Work to be completed:
Write out all records as given; omit images.
------------------------------------------------------------
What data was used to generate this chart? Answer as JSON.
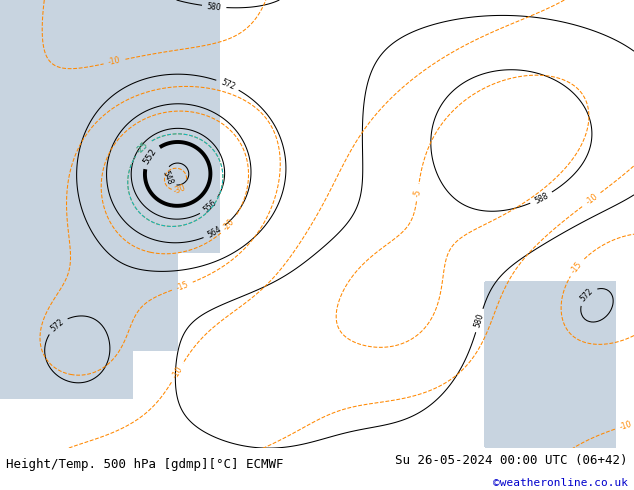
{
  "title_left": "Height/Temp. 500 hPa [gdmp][°C] ECMWF",
  "title_right": "Su 26-05-2024 00:00 UTC (06+42)",
  "credit": "©weatheronline.co.uk",
  "background_color": "#e8e8e8",
  "land_color_light": "#d0e8b0",
  "land_color_gray": "#b8b8b8",
  "ocean_color": "#c8d4e0",
  "fig_width": 6.34,
  "fig_height": 4.9,
  "dpi": 100,
  "bottom_bar_color": "#ffffff",
  "title_fontsize": 9.0,
  "credit_color": "#0000cc",
  "map_extent": [
    -30,
    42,
    30,
    76
  ]
}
------------------------------------------------------------
Finished exercise:
What data was used to generate this chart? Answer as JSON.
{
  "title_left": "Height/Temp. 500 hPa [gdmp][°C] ECMWF",
  "title_right": "Su 26-05-2024 00:00 UTC (06+42)",
  "credit": "©weatheronline.co.uk",
  "background_color": "#e8e8e8",
  "land_color_light": "#d0e8b0",
  "land_color_gray": "#b8b8b8",
  "ocean_color": "#c8d4e0",
  "fig_width": 6.34,
  "fig_height": 4.9,
  "dpi": 100,
  "bottom_bar_color": "#ffffff",
  "title_fontsize": 9.0,
  "credit_color": "#0000cc",
  "map_extent": [
    -30,
    42,
    30,
    76
  ]
}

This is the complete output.